- **DESCRIPCIÓN DEL EJERCICIO**: Por favor, copia el texto sobre el cántico navideño desde "Algunos memorialistas hablaron" hasta "ha de parir.", cambiando "doce" por "once".

- **TEXTO DE LECTURA**:
>>

Algunos memorialistas hablaron de un registro del año 1833 de la Parroquia de La Estampa de La Cañadilla, nuestra avenida Independencia, mostrando que ya estaba presente por entonces un cántico popular hispano dedicado al Nacimiento, Probablemente, era entonado en esta iglesia antes o durante la colocación del Niño “nacido” en la escena del Pesebre de Belén,:

Esta noche es Noche Buena
y no es noche de dormir
que la Virgen está de parto
a las doce ha de parir.

Mencionado por autores como María Elena Morales en un artículo de la revista “En Viaje” (“Artesanía navideña de los pesebres”, 1967), se sabe que dicho canto se hacía todavía en pleno siglo XX. Específicamente, era entonado en templos como la iglesia de la Parroquia de la Vera Cruz de calle Lastarria, según constata Eugenio Orrego Vicuña en “O’Higgins. Vida y tiempo”.

<<

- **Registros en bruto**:
>>

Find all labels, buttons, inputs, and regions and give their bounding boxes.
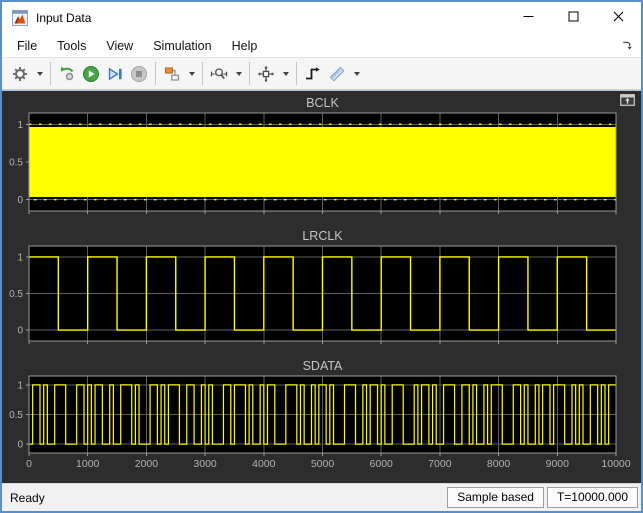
minimize-icon xyxy=(523,9,534,27)
chevron-down-icon xyxy=(354,72,360,76)
dock-figure-button[interactable] xyxy=(621,40,632,51)
signal-trace xyxy=(29,257,616,330)
y-tick-label: 0.5 xyxy=(9,289,23,300)
close-button[interactable] xyxy=(596,2,641,34)
sample-mode-badge: Sample based xyxy=(447,487,544,508)
measurements-button[interactable] xyxy=(325,61,349,87)
x-tick-label: 2000 xyxy=(135,458,159,470)
step-back-icon xyxy=(58,65,76,83)
scope-toolbar xyxy=(2,58,641,90)
scope-plot-area[interactable]: 0 0.5 1 BCLK 0 0.5 1 LRCLK 0 0.5 1 0 1000 2000 3000 400… xyxy=(2,91,641,483)
y-tick-label: 1 xyxy=(17,120,23,131)
stop-icon xyxy=(130,65,148,83)
y-tick-label: 0 xyxy=(17,440,23,451)
chevron-down-icon xyxy=(283,72,289,76)
zoom-dropdown[interactable] xyxy=(231,61,245,87)
gear-icon xyxy=(11,65,29,83)
fit-to-view-icon xyxy=(257,65,275,83)
scope-display: 0 0.5 1 BCLK 0 0.5 1 LRCLK 0 0.5 1 0 1000 2000 3000 400… xyxy=(2,90,641,483)
x-tick-label: 0 xyxy=(26,458,32,470)
toolbar-separator xyxy=(155,62,156,85)
y-tick-label: 1 xyxy=(17,252,23,263)
plot-sdata: 0 0.5 1 0 1000 2000 3000 4000 5000 6000 7000 8000 90… xyxy=(9,359,631,470)
matlab-app-icon xyxy=(12,10,28,26)
toolbar-separator xyxy=(249,62,250,85)
close-icon xyxy=(613,9,624,27)
zoom-x-icon xyxy=(210,65,228,83)
trigger-icon xyxy=(304,65,322,83)
toolbar-separator xyxy=(50,62,51,85)
dock-arrow-icon xyxy=(621,40,632,51)
trigger-button[interactable] xyxy=(301,61,325,87)
x-tick-label: 7000 xyxy=(428,458,452,470)
simulink-highlight-dropdown[interactable] xyxy=(184,61,198,87)
x-tick-label: 4000 xyxy=(252,458,276,470)
chevron-down-icon xyxy=(189,72,195,76)
window-title: Input Data xyxy=(36,11,91,25)
measurements-dropdown[interactable] xyxy=(349,61,363,87)
plot-lrclk: 0 0.5 1 LRCLK xyxy=(9,229,616,344)
window-controls xyxy=(506,2,641,34)
zoom-button[interactable] xyxy=(207,61,231,87)
status-text: Ready xyxy=(10,491,45,505)
y-tick-label: 0.5 xyxy=(9,158,23,169)
y-tick-label: 0 xyxy=(17,326,23,337)
menu-item-view[interactable]: View xyxy=(96,34,143,57)
span-button[interactable] xyxy=(254,61,278,87)
chevron-down-icon xyxy=(37,72,43,76)
menu-item-file[interactable]: File xyxy=(7,34,47,57)
sim-time-badge: T=10000.000 xyxy=(547,487,638,508)
y-tick-label: 1 xyxy=(17,380,23,391)
y-tick-label: 0.5 xyxy=(9,410,23,421)
menu-item-tools[interactable]: Tools xyxy=(47,34,96,57)
y-tick-label: 0 xyxy=(17,195,23,206)
menu-item-help[interactable]: Help xyxy=(222,34,268,57)
window-up-arrow-icon xyxy=(620,94,635,106)
toolbar-separator xyxy=(202,62,203,85)
plot-title: LRCLK xyxy=(302,229,343,243)
x-tick-label: 9000 xyxy=(546,458,570,470)
minimize-button[interactable] xyxy=(506,2,551,34)
run-button[interactable] xyxy=(79,61,103,87)
span-dropdown[interactable] xyxy=(278,61,292,87)
step-forward-icon xyxy=(106,65,124,83)
maximize-button[interactable] xyxy=(551,2,596,34)
simulink-blocks-icon xyxy=(163,65,181,83)
x-tick-label: 10000 xyxy=(601,458,630,470)
x-tick-label: 8000 xyxy=(487,458,511,470)
signal-band xyxy=(29,127,616,197)
ruler-icon xyxy=(328,65,346,83)
x-tick-label: 5000 xyxy=(311,458,335,470)
simulink-highlight-button[interactable] xyxy=(160,61,184,87)
x-tick-label: 3000 xyxy=(193,458,217,470)
menu-bar: File Tools View Simulation Help xyxy=(2,34,641,58)
configuration-button[interactable] xyxy=(8,61,32,87)
step-back-button[interactable] xyxy=(55,61,79,87)
maximize-axes-button[interactable] xyxy=(620,94,635,106)
plot-title: BCLK xyxy=(306,96,339,110)
stop-button[interactable] xyxy=(127,61,151,87)
step-forward-button[interactable] xyxy=(103,61,127,87)
status-bar: Ready Sample based T=10000.000 xyxy=(2,483,641,511)
run-icon xyxy=(82,65,100,83)
chevron-down-icon xyxy=(236,72,242,76)
toolbar-separator xyxy=(296,62,297,85)
menu-item-simulation[interactable]: Simulation xyxy=(143,34,221,57)
maximize-icon xyxy=(568,9,579,27)
status-right: Sample based T=10000.000 xyxy=(444,487,638,508)
x-tick-label: 1000 xyxy=(76,458,100,470)
x-tick-label: 6000 xyxy=(370,458,394,470)
plot-title: SDATA xyxy=(303,359,343,373)
scope-window: Input Data File Tools View Simulati xyxy=(0,0,643,513)
title-bar: Input Data xyxy=(2,2,641,34)
plot-bclk: 0 0.5 1 BCLK xyxy=(9,96,616,214)
configuration-dropdown[interactable] xyxy=(32,61,46,87)
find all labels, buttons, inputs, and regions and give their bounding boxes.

<<

- **RESPUESTA**:
Algunos memorialistas hablaron de un registro del año 1833 de la Parroquia de La Estampa de La Cañadilla, nuestra avenida Independencia, mostrando que ya estaba presente por entonces un cántico popular hispano dedicado al Nacimiento, Probablemente, era entonado en esta iglesia antes o durante la colocación del Niño “nacido” en la escena del Pesebre de Belén,:

Esta noche es Noche Buena
y no es noche de dormir
que la Virgen está de parto
a las once ha de parir.